***** Source material *****

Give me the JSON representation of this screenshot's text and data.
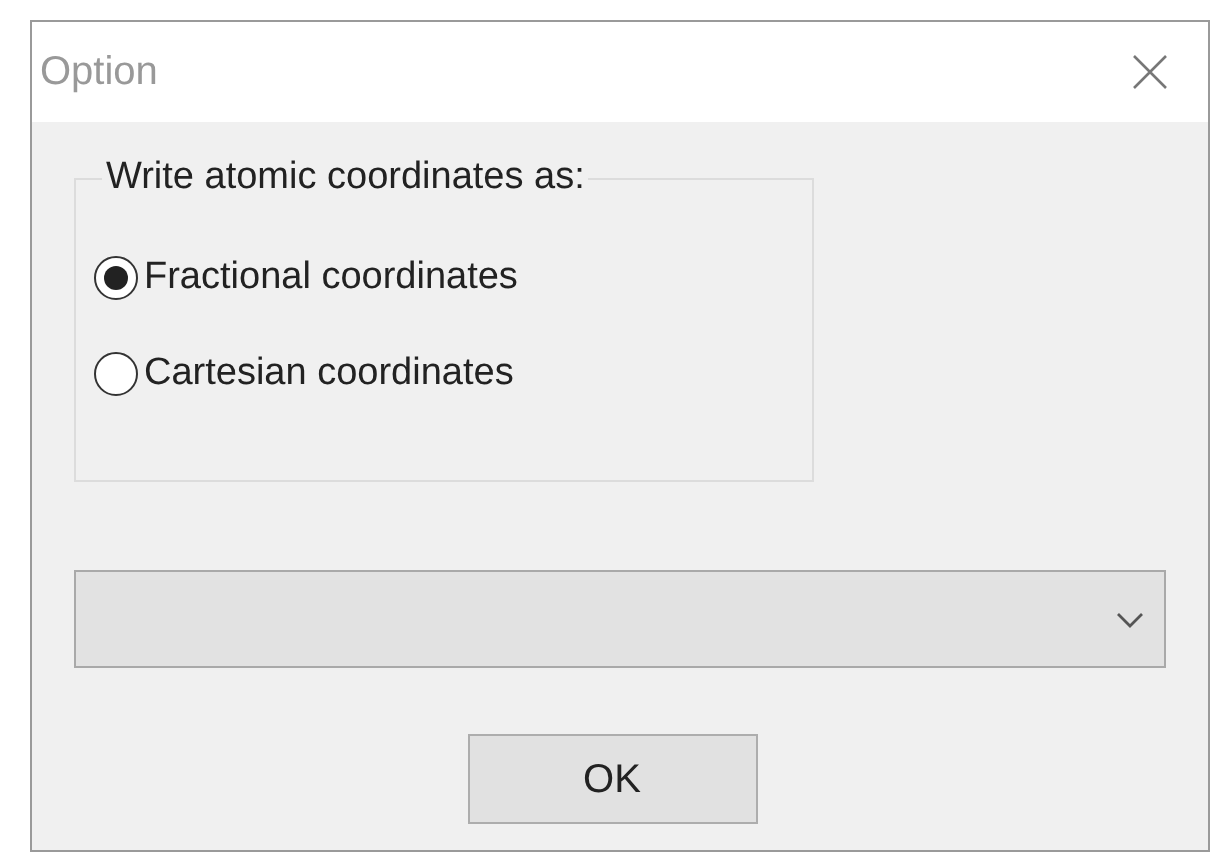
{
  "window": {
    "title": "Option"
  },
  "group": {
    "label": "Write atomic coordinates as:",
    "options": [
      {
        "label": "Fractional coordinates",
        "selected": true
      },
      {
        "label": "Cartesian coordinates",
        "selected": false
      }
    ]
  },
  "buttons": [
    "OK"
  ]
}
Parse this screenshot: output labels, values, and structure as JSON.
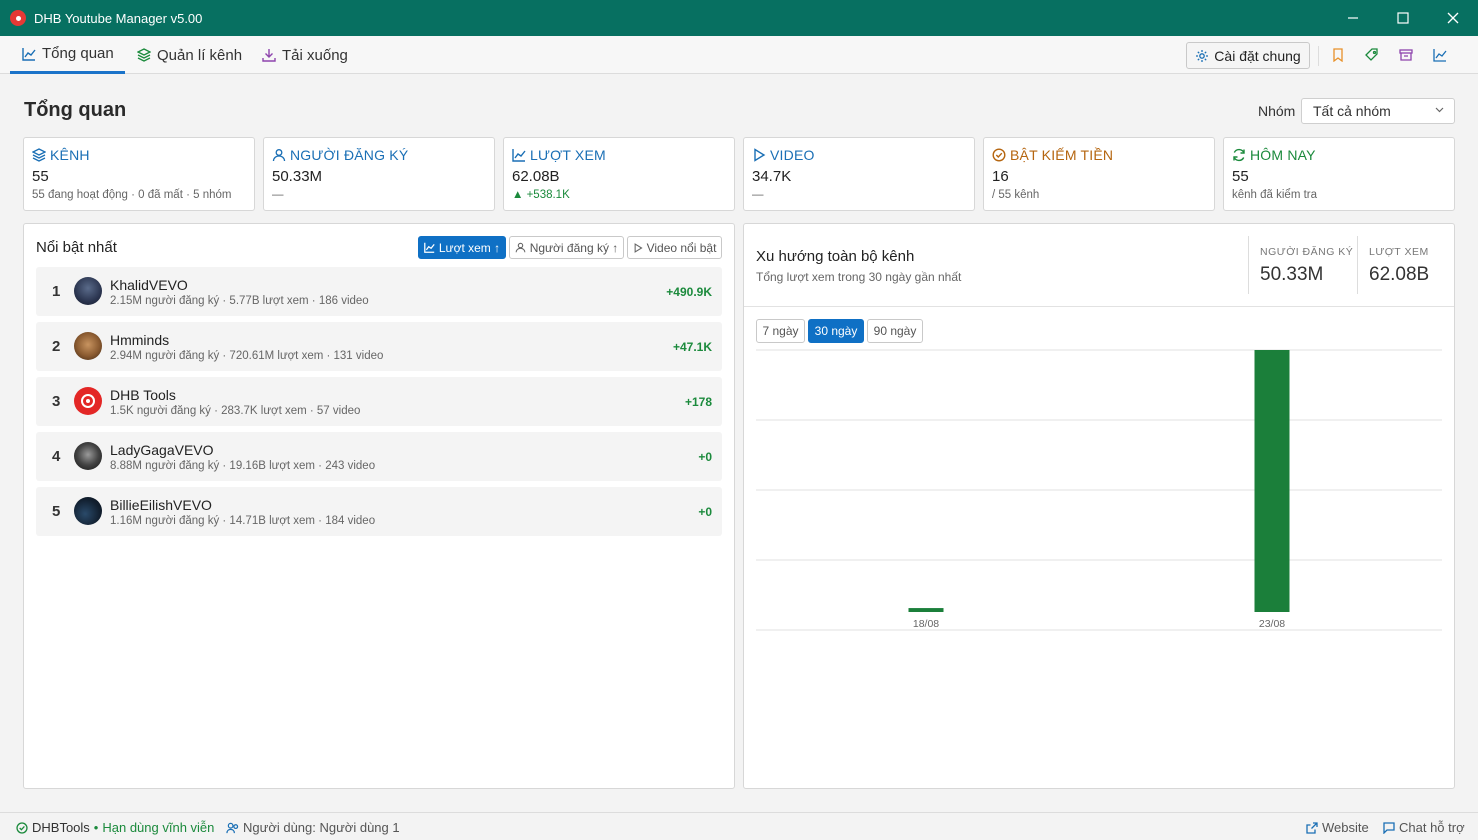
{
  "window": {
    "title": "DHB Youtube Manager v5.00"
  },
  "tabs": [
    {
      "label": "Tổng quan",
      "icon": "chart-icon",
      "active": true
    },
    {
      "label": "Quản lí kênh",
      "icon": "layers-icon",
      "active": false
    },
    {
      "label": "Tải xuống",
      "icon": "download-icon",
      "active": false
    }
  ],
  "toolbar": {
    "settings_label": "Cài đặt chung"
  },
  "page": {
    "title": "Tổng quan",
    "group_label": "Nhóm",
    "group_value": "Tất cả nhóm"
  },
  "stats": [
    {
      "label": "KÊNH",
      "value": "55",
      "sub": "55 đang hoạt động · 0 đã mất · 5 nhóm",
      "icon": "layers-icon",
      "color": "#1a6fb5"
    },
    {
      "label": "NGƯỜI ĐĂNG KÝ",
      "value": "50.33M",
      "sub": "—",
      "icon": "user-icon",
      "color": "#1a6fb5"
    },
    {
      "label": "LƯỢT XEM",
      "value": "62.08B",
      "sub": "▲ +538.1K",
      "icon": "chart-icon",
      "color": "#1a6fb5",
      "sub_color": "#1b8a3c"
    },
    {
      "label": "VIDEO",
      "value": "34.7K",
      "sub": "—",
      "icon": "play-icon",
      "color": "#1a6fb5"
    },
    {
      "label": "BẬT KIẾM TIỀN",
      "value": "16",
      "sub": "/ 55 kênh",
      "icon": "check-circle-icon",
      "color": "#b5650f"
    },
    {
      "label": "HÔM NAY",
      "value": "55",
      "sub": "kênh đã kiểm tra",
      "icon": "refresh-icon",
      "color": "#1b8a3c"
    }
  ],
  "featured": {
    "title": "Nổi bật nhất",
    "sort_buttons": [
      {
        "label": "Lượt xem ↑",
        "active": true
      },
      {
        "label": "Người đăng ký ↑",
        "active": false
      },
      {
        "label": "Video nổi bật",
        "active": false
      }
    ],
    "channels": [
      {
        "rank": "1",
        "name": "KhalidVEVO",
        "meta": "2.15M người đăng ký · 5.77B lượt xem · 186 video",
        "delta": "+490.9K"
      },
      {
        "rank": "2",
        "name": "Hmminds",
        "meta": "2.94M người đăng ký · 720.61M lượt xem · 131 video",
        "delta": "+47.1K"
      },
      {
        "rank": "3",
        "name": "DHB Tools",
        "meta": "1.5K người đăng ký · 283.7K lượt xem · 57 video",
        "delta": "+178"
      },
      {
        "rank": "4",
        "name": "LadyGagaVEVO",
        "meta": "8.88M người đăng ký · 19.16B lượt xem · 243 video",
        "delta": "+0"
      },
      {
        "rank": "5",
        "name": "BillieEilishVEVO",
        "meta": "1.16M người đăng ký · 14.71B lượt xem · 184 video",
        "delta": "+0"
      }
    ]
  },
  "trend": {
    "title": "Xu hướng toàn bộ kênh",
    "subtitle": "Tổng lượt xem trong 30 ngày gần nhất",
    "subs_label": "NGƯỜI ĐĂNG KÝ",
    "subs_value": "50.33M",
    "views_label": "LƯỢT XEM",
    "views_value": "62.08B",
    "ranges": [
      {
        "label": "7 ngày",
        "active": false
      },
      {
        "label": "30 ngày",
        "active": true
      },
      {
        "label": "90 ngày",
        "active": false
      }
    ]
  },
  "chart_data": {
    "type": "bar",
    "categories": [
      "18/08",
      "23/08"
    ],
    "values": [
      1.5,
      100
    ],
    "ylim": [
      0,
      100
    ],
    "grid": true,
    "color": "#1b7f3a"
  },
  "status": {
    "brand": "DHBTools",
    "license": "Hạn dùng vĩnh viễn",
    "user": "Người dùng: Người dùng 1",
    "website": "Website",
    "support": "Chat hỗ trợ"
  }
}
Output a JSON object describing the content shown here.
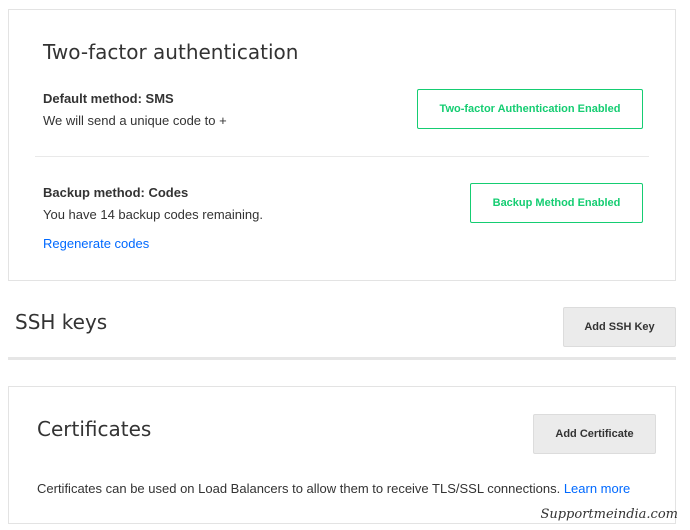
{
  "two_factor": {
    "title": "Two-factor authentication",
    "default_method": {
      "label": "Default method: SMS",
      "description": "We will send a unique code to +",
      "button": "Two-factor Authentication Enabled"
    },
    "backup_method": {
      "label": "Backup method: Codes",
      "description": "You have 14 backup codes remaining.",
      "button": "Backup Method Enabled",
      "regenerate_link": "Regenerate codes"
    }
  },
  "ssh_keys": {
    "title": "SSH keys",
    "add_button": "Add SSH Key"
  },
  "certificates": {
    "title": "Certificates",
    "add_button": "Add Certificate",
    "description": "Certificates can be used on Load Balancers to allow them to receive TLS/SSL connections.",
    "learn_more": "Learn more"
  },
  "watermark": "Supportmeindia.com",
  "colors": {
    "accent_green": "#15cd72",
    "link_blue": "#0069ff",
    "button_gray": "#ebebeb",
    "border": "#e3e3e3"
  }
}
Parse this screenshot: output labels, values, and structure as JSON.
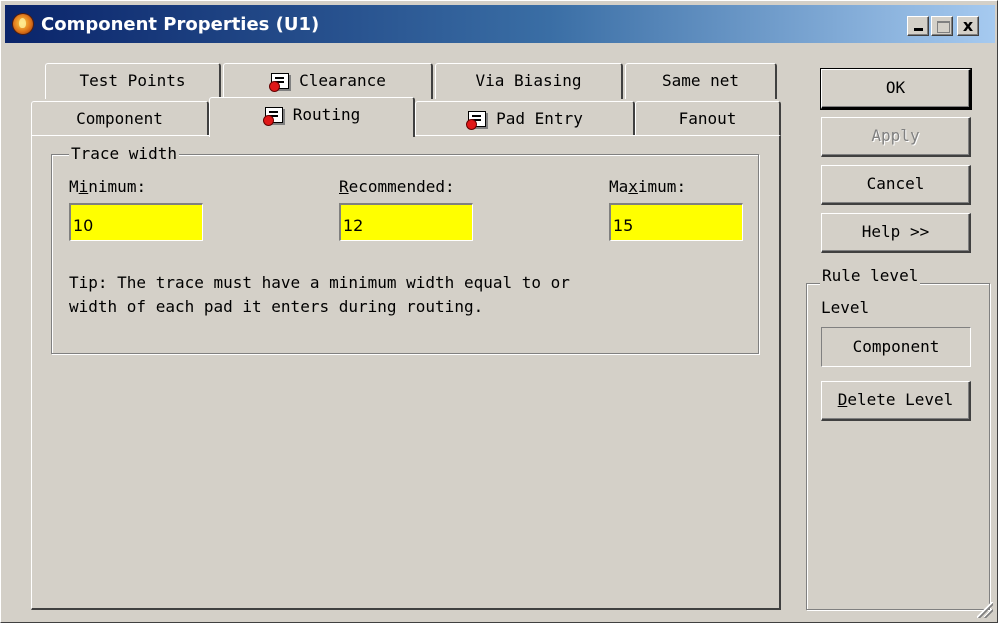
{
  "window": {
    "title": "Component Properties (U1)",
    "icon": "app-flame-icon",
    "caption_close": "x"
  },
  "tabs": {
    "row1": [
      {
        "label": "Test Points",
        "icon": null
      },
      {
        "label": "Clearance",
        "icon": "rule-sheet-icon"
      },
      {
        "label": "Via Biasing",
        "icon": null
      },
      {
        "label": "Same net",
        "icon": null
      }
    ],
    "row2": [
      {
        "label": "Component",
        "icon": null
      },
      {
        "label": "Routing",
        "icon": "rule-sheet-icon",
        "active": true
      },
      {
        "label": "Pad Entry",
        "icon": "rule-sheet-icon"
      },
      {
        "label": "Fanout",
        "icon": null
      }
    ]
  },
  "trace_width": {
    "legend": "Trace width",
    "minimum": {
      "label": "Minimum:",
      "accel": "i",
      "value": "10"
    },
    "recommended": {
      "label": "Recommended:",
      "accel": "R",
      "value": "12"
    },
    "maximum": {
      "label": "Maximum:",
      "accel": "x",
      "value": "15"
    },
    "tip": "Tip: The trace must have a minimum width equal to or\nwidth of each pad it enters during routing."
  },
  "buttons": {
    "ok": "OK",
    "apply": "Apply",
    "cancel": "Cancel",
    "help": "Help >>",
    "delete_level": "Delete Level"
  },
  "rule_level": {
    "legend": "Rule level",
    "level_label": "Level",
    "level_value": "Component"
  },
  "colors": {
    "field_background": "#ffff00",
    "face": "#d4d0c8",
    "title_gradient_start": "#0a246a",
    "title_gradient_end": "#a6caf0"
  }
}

*****

• To do: Repeat the data above exactly, but not the pictures.

• Task result:
Give me the JSON representation of this screenshot's text and data.
{
  "window": {
    "title": "Option"
  },
  "group": {
    "label": "Write atomic coordinates as:",
    "options": [
      {
        "label": "Fractional coordinates",
        "selected": true
      },
      {
        "label": "Cartesian coordinates",
        "selected": false
      }
    ]
  },
  "buttons": [
    "OK"
  ]
}
Parse this screenshot: output labels, values, and structure as JSON.
{
  "window": {
    "title": "DHB Youtube Manager v5.00"
  },
  "tabs": [
    {
      "label": "Tổng quan",
      "icon": "chart-icon",
      "active": true
    },
    {
      "label": "Quản lí kênh",
      "icon": "layers-icon",
      "active": false
    },
    {
      "label": "Tải xuống",
      "icon": "download-icon",
      "active": false
    }
  ],
  "toolbar": {
    "settings_label": "Cài đặt chung"
  },
  "page": {
    "title": "Tổng quan",
    "group_label": "Nhóm",
    "group_value": "Tất cả nhóm"
  },
  "stats": [
    {
      "label": "KÊNH",
      "value": "55",
      "sub": "55 đang hoạt động · 0 đã mất · 5 nhóm",
      "icon": "layers-icon",
      "color": "#1a6fb5"
    },
    {
      "label": "NGƯỜI ĐĂNG KÝ",
      "value": "50.33M",
      "sub": "—",
      "icon": "user-icon",
      "color": "#1a6fb5"
    },
    {
      "label": "LƯỢT XEM",
      "value": "62.08B",
      "sub": "▲ +538.1K",
      "icon": "chart-icon",
      "color": "#1a6fb5",
      "sub_color": "#1b8a3c"
    },
    {
      "label": "VIDEO",
      "value": "34.7K",
      "sub": "—",
      "icon": "play-icon",
      "color": "#1a6fb5"
    },
    {
      "label": "BẬT KIẾM TIỀN",
      "value": "16",
      "sub": "/ 55 kênh",
      "icon": "check-circle-icon",
      "color": "#b5650f"
    },
    {
      "label": "HÔM NAY",
      "value": "55",
      "sub": "kênh đã kiểm tra",
      "icon": "refresh-icon",
      "color": "#1b8a3c"
    }
  ],
  "featured": {
    "title": "Nổi bật nhất",
    "sort_buttons": [
      {
        "label": "Lượt xem ↑",
        "active": true
      },
      {
        "label": "Người đăng ký ↑",
        "active": false
      },
      {
        "label": "Video nổi bật",
        "active": false
      }
    ],
    "channels": [
      {
        "rank": "1",
        "name": "KhalidVEVO",
        "meta": "2.15M người đăng ký · 5.77B lượt xem · 186 video",
        "delta": "+490.9K"
      },
      {
        "rank": "2",
        "name": "Hmminds",
        "meta": "2.94M người đăng ký · 720.61M lượt xem · 131 video",
        "delta": "+47.1K"
      },
      {
        "rank": "3",
        "name": "DHB Tools",
        "meta": "1.5K người đăng ký · 283.7K lượt xem · 57 video",
        "delta": "+178"
      },
      {
        "rank": "4",
        "name": "LadyGagaVEVO",
        "meta": "8.88M người đăng ký · 19.16B lượt xem · 243 video",
        "delta": "+0"
      },
      {
        "rank": "5",
        "name": "BillieEilishVEVO",
        "meta": "1.16M người đăng ký · 14.71B lượt xem · 184 video",
        "delta": "+0"
      }
    ]
  },
  "trend": {
    "title": "Xu hướng toàn bộ kênh",
    "subtitle": "Tổng lượt xem trong 30 ngày gần nhất",
    "subs_label": "NGƯỜI ĐĂNG KÝ",
    "subs_value": "50.33M",
    "views_label": "LƯỢT XEM",
    "views_value": "62.08B",
    "ranges": [
      {
        "label": "7 ngày",
        "active": false
      },
      {
        "label": "30 ngày",
        "active": true
      },
      {
        "label": "90 ngày",
        "active": false
      }
    ]
  },
  "chart_data": {
    "type": "bar",
    "categories": [
      "18/08",
      "23/08"
    ],
    "values": [
      1.5,
      100
    ],
    "ylim": [
      0,
      100
    ],
    "grid": true,
    "color": "#1b7f3a"
  },
  "status": {
    "brand": "DHBTools",
    "license": "Hạn dùng vĩnh viễn",
    "user": "Người dùng: Người dùng 1",
    "website": "Website",
    "support": "Chat hỗ trợ"
  }
}
Output a JSON object describing the content shown here.
{
  "two_factor": {
    "title": "Two-factor authentication",
    "default_method": {
      "label": "Default method: SMS",
      "description": "We will send a unique code to +",
      "button": "Two-factor Authentication Enabled"
    },
    "backup_method": {
      "label": "Backup method: Codes",
      "description": "You have 14 backup codes remaining.",
      "button": "Backup Method Enabled",
      "regenerate_link": "Regenerate codes"
    }
  },
  "ssh_keys": {
    "title": "SSH keys",
    "add_button": "Add SSH Key"
  },
  "certificates": {
    "title": "Certificates",
    "add_button": "Add Certificate",
    "description": "Certificates can be used on Load Balancers to allow them to receive TLS/SSL connections.",
    "learn_more": "Learn more"
  },
  "watermark": "Supportmeindia.com",
  "colors": {
    "accent_green": "#15cd72",
    "link_blue": "#0069ff",
    "button_gray": "#ebebeb",
    "border": "#e3e3e3"
  }
}
Parse this screenshot: output labels, values, and structure as JSON.
{
  "window": {
    "title": "Component Properties (U1)",
    "icon": "app-flame-icon",
    "caption_close": "x"
  },
  "tabs": {
    "row1": [
      {
        "label": "Test Points",
        "icon": null
      },
      {
        "label": "Clearance",
        "icon": "rule-sheet-icon"
      },
      {
        "label": "Via Biasing",
        "icon": null
      },
      {
        "label": "Same net",
        "icon": null
      }
    ],
    "row2": [
      {
        "label": "Component",
        "icon": null
      },
      {
        "label": "Routing",
        "icon": "rule-sheet-icon",
        "active": true
      },
      {
        "label": "Pad Entry",
        "icon": "rule-sheet-icon"
      },
      {
        "label": "Fanout",
        "icon": null
      }
    ]
  },
  "trace_width": {
    "legend": "Trace width",
    "minimum": {
      "label": "Minimum:",
      "accel": "i",
      "value": "10"
    },
    "recommended": {
      "label": "Recommended:",
      "accel": "R",
      "value": "12"
    },
    "maximum": {
      "label": "Maximum:",
      "accel": "x",
      "value": "15"
    },
    "tip": "Tip: The trace must have a minimum width equal to or\nwidth of each pad it enters during routing."
  },
  "buttons": {
    "ok": "OK",
    "apply": "Apply",
    "cancel": "Cancel",
    "help": "Help >>",
    "delete_level": "Delete Level"
  },
  "rule_level": {
    "legend": "Rule level",
    "level_label": "Level",
    "level_value": "Component"
  },
  "colors": {
    "field_background": "#ffff00",
    "face": "#d4d0c8",
    "title_gradient_start": "#0a246a",
    "title_gradient_end": "#a6caf0"
  }
}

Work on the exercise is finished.